*** Opening Input records ***
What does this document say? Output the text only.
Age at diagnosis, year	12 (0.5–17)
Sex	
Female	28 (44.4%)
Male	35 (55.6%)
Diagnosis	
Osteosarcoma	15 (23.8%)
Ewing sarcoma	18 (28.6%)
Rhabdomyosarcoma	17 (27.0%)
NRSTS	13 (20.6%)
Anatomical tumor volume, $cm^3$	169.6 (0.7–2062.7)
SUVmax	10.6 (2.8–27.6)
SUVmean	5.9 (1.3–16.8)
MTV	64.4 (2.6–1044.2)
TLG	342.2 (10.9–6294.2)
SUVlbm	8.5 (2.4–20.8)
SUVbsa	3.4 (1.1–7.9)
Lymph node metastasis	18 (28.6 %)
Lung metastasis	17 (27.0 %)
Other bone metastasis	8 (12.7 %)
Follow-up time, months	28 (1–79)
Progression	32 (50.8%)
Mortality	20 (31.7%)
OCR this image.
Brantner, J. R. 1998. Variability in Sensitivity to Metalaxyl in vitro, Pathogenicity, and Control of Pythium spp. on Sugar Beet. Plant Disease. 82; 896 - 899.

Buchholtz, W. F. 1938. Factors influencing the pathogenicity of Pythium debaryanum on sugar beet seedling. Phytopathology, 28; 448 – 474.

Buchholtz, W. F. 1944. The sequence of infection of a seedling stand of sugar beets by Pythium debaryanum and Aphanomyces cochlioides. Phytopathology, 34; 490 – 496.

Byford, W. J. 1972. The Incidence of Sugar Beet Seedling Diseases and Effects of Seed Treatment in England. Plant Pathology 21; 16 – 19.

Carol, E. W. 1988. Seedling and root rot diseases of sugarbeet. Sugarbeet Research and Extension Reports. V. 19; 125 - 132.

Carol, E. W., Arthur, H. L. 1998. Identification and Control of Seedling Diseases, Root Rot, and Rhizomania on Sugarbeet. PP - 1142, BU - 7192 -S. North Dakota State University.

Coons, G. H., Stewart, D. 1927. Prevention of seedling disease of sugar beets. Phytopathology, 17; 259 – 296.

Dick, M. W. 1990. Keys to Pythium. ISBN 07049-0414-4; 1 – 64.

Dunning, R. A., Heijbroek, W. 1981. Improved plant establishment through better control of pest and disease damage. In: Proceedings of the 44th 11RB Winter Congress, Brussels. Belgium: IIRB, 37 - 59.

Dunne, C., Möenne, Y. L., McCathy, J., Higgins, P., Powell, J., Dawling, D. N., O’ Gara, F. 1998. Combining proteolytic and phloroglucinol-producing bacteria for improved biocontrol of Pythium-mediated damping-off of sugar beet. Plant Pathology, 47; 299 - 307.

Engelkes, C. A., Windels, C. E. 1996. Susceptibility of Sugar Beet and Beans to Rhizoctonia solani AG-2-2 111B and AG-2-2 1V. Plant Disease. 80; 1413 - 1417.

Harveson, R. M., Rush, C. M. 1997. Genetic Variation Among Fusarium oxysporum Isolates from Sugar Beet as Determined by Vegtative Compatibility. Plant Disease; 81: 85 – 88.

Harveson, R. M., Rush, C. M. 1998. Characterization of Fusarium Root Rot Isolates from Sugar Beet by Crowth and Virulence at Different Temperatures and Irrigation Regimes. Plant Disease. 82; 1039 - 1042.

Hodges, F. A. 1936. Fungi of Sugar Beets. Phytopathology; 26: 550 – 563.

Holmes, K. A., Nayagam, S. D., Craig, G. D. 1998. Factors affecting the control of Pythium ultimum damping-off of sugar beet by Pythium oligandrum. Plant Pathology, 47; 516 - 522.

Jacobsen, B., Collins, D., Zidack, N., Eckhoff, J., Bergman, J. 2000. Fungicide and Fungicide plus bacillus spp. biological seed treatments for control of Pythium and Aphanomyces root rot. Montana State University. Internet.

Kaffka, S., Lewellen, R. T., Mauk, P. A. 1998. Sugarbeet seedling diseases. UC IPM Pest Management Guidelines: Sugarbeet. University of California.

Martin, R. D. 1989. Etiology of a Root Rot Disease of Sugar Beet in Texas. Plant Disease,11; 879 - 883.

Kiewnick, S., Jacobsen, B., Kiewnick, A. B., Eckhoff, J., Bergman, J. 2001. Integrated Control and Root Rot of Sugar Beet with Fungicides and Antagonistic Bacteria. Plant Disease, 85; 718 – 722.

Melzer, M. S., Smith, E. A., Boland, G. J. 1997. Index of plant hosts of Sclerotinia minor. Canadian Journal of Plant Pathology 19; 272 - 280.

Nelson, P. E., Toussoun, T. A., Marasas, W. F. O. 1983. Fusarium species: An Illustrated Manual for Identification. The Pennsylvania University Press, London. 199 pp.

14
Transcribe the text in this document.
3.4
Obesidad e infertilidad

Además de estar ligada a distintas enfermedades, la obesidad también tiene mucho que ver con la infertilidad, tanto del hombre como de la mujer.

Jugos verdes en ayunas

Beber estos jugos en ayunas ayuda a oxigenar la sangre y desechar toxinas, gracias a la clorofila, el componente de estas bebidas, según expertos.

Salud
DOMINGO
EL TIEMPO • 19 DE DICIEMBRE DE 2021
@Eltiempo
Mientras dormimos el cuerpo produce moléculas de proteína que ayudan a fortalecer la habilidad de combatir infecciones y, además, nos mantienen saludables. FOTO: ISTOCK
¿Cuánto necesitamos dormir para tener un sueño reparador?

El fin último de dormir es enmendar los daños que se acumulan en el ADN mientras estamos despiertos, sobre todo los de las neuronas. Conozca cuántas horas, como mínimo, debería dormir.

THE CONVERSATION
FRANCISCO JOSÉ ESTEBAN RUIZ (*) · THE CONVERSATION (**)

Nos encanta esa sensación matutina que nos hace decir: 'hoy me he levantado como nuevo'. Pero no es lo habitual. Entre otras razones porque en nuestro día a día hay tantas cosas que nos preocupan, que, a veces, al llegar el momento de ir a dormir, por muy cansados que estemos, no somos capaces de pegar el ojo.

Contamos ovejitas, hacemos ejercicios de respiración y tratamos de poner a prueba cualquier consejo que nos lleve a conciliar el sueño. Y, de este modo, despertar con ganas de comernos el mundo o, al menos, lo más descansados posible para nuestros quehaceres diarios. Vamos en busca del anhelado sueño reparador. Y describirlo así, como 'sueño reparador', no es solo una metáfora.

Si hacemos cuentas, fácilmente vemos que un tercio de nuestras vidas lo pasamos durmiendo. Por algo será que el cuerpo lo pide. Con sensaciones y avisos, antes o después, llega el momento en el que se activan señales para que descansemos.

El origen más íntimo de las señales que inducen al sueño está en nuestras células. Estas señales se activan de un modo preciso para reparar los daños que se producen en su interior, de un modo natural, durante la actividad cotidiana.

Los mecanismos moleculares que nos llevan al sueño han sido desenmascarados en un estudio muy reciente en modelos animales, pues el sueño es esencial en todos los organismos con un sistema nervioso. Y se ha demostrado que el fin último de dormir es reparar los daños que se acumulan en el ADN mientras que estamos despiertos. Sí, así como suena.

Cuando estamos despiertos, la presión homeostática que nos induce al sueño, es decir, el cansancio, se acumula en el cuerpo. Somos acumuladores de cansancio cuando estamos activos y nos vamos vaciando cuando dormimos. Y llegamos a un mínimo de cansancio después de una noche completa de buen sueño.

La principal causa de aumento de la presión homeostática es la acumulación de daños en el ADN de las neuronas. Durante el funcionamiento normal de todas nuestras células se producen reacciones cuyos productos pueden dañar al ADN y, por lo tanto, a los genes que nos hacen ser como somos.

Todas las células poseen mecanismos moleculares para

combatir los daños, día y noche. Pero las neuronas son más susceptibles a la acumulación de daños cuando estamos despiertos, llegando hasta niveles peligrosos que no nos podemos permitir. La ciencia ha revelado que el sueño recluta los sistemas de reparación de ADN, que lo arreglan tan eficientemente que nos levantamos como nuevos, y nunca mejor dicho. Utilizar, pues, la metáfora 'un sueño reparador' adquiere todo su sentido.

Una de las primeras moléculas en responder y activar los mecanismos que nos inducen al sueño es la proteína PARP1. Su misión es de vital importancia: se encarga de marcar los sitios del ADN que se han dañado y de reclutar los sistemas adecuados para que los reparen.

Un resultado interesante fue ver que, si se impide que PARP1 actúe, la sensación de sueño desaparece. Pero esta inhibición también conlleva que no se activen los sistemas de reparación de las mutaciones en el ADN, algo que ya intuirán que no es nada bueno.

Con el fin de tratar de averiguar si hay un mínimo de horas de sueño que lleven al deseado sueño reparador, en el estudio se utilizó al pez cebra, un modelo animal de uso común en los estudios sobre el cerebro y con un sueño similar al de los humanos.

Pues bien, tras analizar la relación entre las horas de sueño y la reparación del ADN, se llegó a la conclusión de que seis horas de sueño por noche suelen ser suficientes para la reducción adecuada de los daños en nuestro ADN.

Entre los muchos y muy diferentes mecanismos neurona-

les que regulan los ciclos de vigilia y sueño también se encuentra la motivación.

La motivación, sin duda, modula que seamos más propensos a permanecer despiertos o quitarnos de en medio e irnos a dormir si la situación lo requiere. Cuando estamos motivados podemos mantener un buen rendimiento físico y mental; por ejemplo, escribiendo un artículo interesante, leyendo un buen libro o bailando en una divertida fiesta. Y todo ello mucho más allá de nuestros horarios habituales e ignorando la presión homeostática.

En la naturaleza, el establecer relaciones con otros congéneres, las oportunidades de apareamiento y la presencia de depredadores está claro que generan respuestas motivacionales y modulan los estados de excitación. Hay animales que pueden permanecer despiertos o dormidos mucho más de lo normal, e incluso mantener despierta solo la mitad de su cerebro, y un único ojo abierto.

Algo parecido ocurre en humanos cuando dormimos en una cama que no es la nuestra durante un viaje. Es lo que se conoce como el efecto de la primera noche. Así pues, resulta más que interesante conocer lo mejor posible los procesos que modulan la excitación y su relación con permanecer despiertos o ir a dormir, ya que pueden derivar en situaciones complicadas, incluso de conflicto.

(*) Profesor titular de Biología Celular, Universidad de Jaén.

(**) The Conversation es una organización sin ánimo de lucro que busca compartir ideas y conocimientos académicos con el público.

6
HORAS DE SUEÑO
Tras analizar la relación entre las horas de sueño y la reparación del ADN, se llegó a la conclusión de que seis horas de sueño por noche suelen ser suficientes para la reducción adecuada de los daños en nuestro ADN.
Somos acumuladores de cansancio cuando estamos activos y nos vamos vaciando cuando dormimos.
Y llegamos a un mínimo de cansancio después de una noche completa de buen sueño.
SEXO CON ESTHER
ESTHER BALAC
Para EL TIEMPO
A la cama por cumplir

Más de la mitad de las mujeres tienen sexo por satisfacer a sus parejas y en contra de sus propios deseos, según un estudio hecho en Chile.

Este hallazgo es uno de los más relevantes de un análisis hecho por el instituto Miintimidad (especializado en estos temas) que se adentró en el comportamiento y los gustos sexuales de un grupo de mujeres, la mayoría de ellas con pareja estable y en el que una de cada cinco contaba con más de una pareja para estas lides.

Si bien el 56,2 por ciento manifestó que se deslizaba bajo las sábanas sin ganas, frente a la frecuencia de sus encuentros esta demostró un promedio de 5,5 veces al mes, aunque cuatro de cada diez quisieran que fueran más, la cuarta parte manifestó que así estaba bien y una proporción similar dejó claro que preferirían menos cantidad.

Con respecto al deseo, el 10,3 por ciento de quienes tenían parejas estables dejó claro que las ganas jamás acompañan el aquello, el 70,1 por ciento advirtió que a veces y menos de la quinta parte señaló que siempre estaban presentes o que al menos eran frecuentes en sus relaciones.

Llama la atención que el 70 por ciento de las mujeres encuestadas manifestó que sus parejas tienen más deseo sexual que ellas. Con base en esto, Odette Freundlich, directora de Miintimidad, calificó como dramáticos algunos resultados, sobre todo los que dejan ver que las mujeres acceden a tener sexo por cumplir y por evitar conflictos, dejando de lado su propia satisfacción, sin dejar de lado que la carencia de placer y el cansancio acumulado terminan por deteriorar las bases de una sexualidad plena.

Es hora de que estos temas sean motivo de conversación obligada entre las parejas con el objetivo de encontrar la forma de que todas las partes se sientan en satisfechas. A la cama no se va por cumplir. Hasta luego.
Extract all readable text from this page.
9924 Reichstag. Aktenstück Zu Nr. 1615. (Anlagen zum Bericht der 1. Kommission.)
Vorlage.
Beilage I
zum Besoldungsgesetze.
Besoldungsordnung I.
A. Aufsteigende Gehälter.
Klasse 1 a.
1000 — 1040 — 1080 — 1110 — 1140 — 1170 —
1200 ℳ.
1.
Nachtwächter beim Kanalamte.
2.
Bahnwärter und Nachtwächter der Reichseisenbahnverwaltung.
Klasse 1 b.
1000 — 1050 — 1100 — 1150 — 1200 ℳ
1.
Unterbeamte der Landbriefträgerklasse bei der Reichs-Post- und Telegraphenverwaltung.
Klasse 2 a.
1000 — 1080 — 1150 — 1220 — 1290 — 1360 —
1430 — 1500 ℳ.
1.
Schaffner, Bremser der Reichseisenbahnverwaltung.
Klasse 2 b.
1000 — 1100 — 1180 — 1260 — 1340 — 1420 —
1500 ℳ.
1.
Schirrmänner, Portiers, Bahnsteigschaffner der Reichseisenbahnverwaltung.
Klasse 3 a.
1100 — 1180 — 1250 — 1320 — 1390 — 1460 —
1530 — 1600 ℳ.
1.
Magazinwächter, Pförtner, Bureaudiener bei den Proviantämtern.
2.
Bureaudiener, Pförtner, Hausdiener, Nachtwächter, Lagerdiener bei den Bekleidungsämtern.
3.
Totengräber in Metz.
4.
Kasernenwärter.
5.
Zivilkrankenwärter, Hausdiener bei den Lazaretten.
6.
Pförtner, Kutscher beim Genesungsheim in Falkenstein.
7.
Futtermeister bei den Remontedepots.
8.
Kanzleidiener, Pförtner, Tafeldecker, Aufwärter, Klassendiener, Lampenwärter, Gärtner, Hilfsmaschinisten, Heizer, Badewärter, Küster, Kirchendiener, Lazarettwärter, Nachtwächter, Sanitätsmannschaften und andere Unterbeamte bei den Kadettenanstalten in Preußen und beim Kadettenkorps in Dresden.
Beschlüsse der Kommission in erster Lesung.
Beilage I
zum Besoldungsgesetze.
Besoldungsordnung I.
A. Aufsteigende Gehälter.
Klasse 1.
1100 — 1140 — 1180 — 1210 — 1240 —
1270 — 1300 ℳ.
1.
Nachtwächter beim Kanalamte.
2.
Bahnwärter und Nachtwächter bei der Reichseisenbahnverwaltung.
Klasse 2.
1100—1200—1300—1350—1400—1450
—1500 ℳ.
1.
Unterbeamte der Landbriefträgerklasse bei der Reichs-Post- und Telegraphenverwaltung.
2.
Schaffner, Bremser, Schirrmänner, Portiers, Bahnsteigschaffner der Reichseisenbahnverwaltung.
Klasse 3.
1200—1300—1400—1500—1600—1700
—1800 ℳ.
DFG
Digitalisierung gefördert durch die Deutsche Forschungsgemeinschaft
*** Closing Input records ***
▸ **Exercise**
Check each line of the entries for "Kommission" and copy those that have it.

▸ **Exercise solution**
9924 Reichstag. Aktenstück Zu Nr. 1615. (Anlagen zum Bericht der 1. Kommission.)
Beschlüsse der Kommission in erster Lesung.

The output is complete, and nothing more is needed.